▶ EXTRAIT SOURCE
Quelques mois plus tard, le 15 octobre 2020, il mobilise la compagnie de police dite de sécurisation et d’intervention de Seine-Saint-Denis (CSI 93) pour contrôler le couvre-feu. Pourtant, quelques mois auparavant, le 2 juillet, il avait annoncé la dissolution de cette compagnie, visée, depuis l’été 2019, par plusieurs enquêtes judiciaires pour « faux et usage de faux », « violences en réunion » et « détention de stupéfiants ».
Au total, ce sont près d’une quinzaine de policiers de la CSI 93 qui sont visés par une vingtaine d’enquêtes. Le représentant de l’État aurait-il fait de fausses déclarations pour juguler toute polémique et couvrir ainsi l’absence de sanction prise par la préfecture concernant des dérives policières connues depuis plus d’un an ? À ce jour, force est de constater que le préfet n’a toujours pas pris de mesures à l’encontre de cette compagnie.
Servant fidèlement l’État, il nie toute violence policière et réfute toute accusation de racisme visant l’institution. Sur la mort de Cédric Chouviat, décédé le 3 janvier 2020, à la suite d’un contrôle de police, il avait communiqué de fausses informations selon lesquelles le livreur s’était montré « agressif » et avait essayé de se soustraire à son interpellation, avant de succomber à un malaise cardiaque. Or rien ne permettait de soutenir de telles inexactitudes, à l’exception de la version des quatre policiers mis en cause, version qui se révélera rapidement mensongère.
En juin 2020, la mort de George Floyd à Minneapolis relance le débat sur le racisme des forces de police aux États-Unis mais aussi dans les pays occidentaux, et, en France, le Défenseur des droits conclut à des contrôles et des violences policières discriminatoires systémiques à l’égard de jeunes habitants du XIIe arrondissement de Paris.
L’occasion de se pencher sur le problème ? Pas pour le préfet de police, qui préfère diffuser un message de soutien à l’ensemble de ses troupes via l’intranet de la préfecture. « La police de l’agglomération parisienne n’est ni violente, ni raciste,écrit-il. Il n’y a pas de race dans la police, pas plus que de racisés ou d’oppresseurs racistes. »
En définitive, par ses méthodes, son mépris et sa conception particulière de la vérité, le préfet peut se targuer d’avoir grandement participé à la dégradation de l’image des forces de l’ordre. Le fiasco de la finale de la Ligue des champions au Stade de France, le 28 mai dernier, en est la dernière expression. Auditionné par les sénateurs sur sa gestion chaotique de l’événement, le préfet s’est obstiné dans ses mensonges, arguant que le problème est venu des 30 000 à 40 000 supporters britanniques sans billets.

Enregistrements conservés
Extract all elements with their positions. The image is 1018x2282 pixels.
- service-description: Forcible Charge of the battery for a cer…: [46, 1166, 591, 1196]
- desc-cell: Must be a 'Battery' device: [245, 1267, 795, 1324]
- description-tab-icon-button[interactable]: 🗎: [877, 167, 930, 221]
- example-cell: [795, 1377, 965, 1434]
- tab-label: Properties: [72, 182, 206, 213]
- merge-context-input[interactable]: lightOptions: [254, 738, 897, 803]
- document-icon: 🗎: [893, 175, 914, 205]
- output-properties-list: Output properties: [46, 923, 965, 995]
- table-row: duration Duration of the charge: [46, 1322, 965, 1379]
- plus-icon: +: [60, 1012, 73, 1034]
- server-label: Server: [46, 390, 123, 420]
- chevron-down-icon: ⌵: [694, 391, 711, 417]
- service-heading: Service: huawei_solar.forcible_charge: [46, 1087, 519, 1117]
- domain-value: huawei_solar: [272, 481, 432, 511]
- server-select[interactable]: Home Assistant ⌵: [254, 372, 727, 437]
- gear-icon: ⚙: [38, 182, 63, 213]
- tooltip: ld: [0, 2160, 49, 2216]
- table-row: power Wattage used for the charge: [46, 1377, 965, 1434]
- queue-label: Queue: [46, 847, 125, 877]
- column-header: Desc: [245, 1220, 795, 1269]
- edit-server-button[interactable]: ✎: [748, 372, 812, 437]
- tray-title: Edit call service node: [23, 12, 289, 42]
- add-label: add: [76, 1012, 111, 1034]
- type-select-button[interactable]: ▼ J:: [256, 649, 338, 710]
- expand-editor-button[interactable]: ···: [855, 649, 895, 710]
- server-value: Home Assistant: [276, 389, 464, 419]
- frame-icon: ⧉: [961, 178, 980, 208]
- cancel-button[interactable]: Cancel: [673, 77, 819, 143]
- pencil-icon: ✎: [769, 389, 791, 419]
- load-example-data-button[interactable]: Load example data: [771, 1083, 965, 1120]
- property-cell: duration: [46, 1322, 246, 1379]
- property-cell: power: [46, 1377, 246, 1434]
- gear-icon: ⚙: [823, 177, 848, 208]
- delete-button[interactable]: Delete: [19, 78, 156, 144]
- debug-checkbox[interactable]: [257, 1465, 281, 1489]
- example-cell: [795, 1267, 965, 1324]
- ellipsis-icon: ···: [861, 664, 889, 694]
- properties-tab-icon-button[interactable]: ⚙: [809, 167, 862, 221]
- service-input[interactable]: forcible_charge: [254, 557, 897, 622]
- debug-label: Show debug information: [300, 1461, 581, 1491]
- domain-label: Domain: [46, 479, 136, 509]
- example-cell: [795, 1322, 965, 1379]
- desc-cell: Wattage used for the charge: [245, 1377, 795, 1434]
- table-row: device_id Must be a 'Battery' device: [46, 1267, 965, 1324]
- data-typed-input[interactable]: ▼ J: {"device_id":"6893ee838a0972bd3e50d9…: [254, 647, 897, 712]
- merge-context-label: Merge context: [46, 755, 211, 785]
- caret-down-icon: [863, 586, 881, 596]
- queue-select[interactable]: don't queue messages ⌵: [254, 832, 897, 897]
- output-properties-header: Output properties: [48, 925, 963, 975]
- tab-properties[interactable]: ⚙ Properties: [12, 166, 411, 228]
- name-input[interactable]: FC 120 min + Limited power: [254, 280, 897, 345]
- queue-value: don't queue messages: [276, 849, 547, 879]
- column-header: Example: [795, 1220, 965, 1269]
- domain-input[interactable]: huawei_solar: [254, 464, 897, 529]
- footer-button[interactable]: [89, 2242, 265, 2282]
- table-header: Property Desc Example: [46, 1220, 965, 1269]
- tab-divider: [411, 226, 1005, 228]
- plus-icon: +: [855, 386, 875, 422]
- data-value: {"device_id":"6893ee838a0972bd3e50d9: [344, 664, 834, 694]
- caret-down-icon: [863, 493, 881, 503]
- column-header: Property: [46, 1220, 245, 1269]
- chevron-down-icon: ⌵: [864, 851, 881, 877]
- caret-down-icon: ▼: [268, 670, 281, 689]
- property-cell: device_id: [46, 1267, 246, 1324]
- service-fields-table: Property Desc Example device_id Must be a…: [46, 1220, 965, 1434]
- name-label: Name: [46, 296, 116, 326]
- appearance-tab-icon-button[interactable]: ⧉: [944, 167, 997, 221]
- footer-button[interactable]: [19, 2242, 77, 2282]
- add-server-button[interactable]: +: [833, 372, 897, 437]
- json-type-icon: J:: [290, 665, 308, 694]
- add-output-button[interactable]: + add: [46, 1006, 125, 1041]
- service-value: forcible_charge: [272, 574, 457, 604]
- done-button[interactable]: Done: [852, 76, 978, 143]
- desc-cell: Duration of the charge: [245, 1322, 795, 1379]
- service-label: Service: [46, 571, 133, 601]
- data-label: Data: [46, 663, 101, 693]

▶ CONSIGNE 1
Recopiez le passage de l'extrait sur le préfet de police compris entre « Quelques mois plus » et « de cette compagnie. », bornes incluses, en remplaçant « couvre-feu » par « confinement ».
▶ CONSIGNE 2
Répondez brièvement à partir de l'extrait sur le préfet de police.
(a) Par combien d'enquêtes les policiers de la CSI 93 sont-ils visés ?
(b) À quelle date Cédric Chouviat est-il décédé ?
(c) Devant les sénateurs, à qui le préfet a-t-il attribué le problème de la finale de la Ligue des champions ?

▶ RÉSULTAT 1
Quelques mois plus tard, le 15 octobre 2020, il mobilise la compagnie de police dite de sécurisation et d’intervention de Seine-Saint-Denis (CSI 93) pour contrôler le confinement. Pourtant, quelques mois auparavant, le 2 juillet, il avait annoncé la dissolution de cette compagnie, visée, depuis l’été 2019, par plusieurs enquêtes judiciaires pour « faux et usage de faux », « violences en réunion » et « détention de stupéfiants ».
Au total, ce sont près d’une quinzaine de policiers de la CSI 93 qui sont visés par une vingtaine d’enquêtes. Le représentant de l’État aurait-il fait de fausses déclarations pour juguler toute polémique et couvrir ainsi l’absence de sanction prise par la préfecture concernant des dérives policières connues depuis plus d’un an ? À ce jour, force est de constater que le préfet n’a toujours pas pris de mesures à l’encontre de cette compagnie.

▶ RÉSULTAT 2
(a) Une vingtaine d'enquêtes.
(b) Le 3 janvier 2020.
(c) Aux 30 000 à 40 000 supporters britanniques sans billets.